Stored items:
_ _ _ _ _ _ _
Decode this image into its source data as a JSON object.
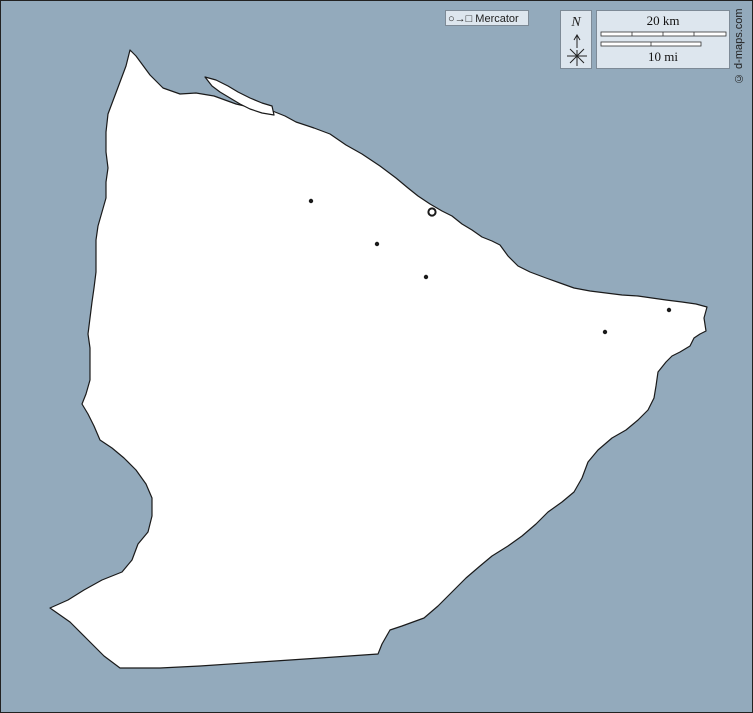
{
  "map": {
    "colors": {
      "sea": "#93aabc",
      "land": "#ffffff",
      "coastline": "#1a1a1a",
      "panel": "#dde6ee"
    },
    "markers": [
      {
        "name": "town-marker",
        "style": "dot"
      },
      {
        "name": "town-marker",
        "style": "dot"
      },
      {
        "name": "town-marker",
        "style": "dot"
      },
      {
        "name": "town-marker",
        "style": "dot"
      },
      {
        "name": "town-marker",
        "style": "dot"
      },
      {
        "name": "capital-marker",
        "style": "ring"
      }
    ]
  },
  "projection": {
    "glyphs": "○→□",
    "name": "Mercator"
  },
  "north_arrow": {
    "letter": "N"
  },
  "scale": {
    "km_label": "20 km",
    "mi_label": "10 mi"
  },
  "credit": {
    "text": "© d-maps.com"
  }
}
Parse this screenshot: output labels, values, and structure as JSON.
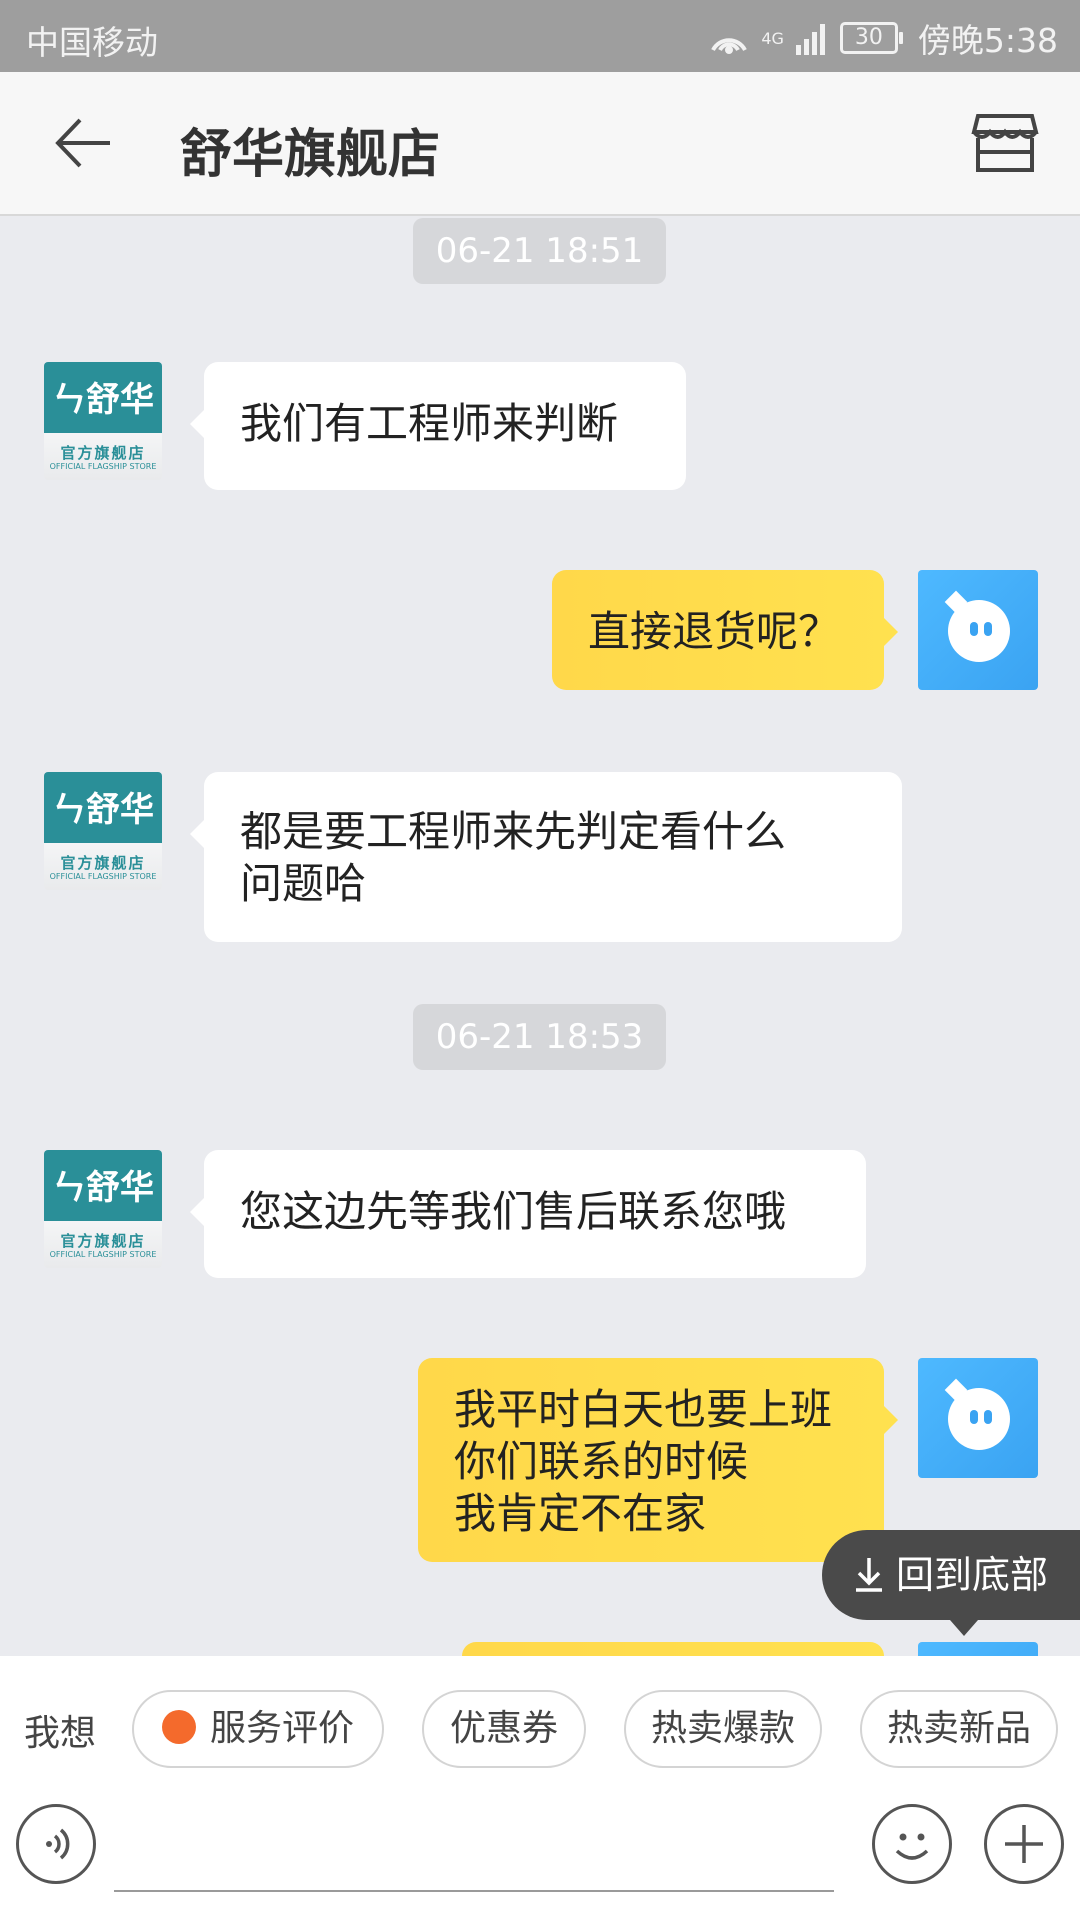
{
  "status_bar": {
    "carrier": "中国移动",
    "signal": "4G",
    "battery": "30",
    "time": "傍晚5:38"
  },
  "header": {
    "title": "舒华旗舰店",
    "back_icon": "back-arrow-icon",
    "store_icon": "store-icon"
  },
  "chat": {
    "timestamps": [
      "06-21 18:51",
      "06-21 18:53"
    ],
    "store_avatar": {
      "brand": "ㄣ舒华",
      "line1": "官方旗舰店",
      "line2": "OFFICIAL FLAGSHIP STORE"
    },
    "messages": [
      {
        "from": "store",
        "text": "我们有工程师来判断"
      },
      {
        "from": "user",
        "text": "直接退货呢？"
      },
      {
        "from": "store",
        "text": "都是要工程师来先判定看什么\n问题哈"
      },
      {
        "from": "store",
        "text": "您这边先等我们售后联系您哦"
      },
      {
        "from": "user",
        "text": "我平时白天也要上班\n你们联系的时候\n我肯定不在家"
      }
    ],
    "scroll_to_bottom": "回到底部"
  },
  "bottom": {
    "want_label": "我想",
    "chips": [
      "服务评价",
      "优惠券",
      "热卖爆款",
      "热卖新品"
    ],
    "voice_icon": "voice-icon",
    "emoji_icon": "emoji-icon",
    "plus_icon": "plus-icon",
    "input_value": ""
  }
}
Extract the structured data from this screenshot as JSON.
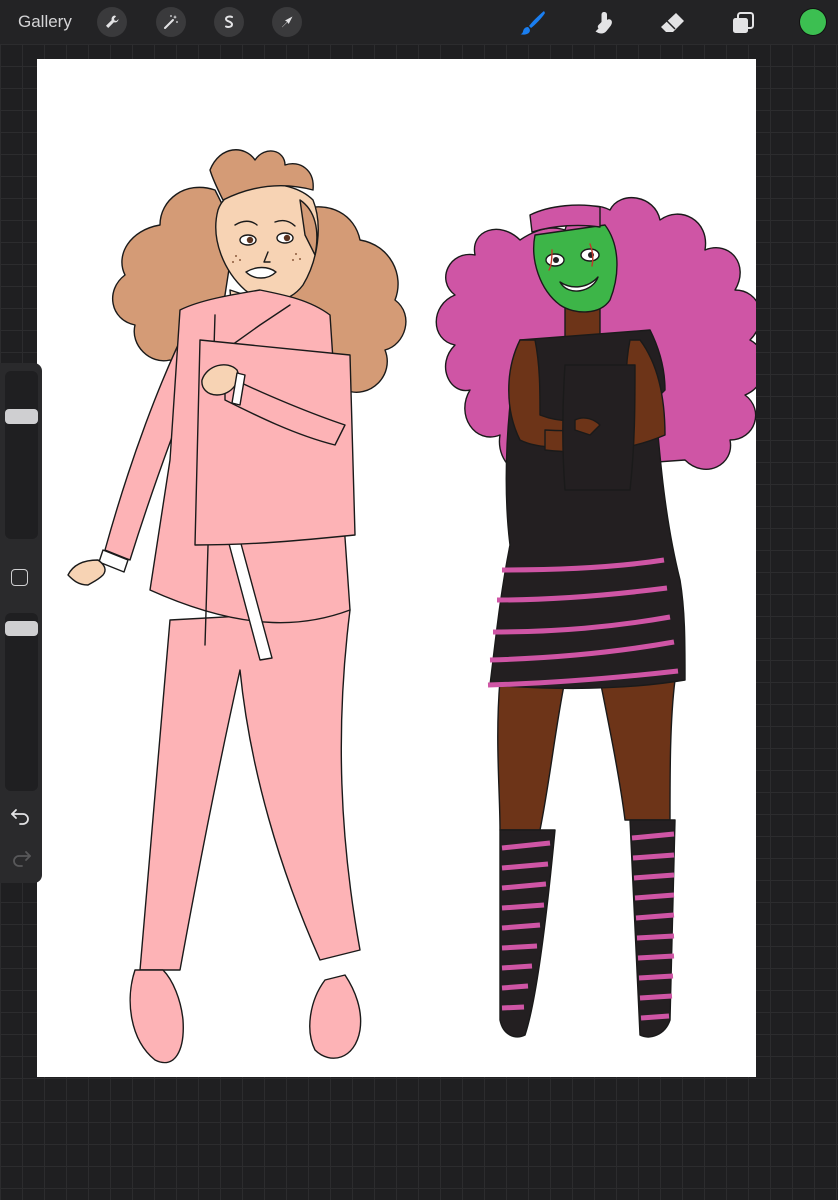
_ _ _ _ _ _ _
* [Challenge]
Lines containing the string "JSON" are to be selected and copied.

* [Response to this exercise]
Decode this image into its source data as a JSON object.
Parse this screenshot: output labels, values, and structure as JSON.
Extract the structured data from this screenshot as JSON.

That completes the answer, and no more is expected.